- **REQUIRED WORK**: Report every line below that holds the word "text".

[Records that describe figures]
▽
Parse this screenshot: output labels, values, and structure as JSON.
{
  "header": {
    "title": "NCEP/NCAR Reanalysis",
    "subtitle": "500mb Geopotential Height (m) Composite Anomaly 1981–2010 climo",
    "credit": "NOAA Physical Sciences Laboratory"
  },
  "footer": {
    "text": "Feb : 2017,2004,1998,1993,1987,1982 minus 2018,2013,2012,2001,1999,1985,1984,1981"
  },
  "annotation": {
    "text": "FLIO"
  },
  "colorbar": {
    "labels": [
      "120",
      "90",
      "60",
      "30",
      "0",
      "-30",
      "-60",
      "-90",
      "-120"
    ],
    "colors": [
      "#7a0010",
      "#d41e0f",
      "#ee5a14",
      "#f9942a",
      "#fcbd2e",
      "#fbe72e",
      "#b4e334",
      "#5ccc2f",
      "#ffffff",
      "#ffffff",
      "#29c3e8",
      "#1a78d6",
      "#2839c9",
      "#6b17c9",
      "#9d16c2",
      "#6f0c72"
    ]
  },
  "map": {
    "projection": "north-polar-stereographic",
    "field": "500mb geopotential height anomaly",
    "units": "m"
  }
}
△
- **ANSWER TO THIS EXERCISE**:
    "text": "Feb : 2017,2004,1998,1993,1987,1982 minus 2018,2013,2012,2001,1999,1985,1984,1981"
    "text": "FLIO"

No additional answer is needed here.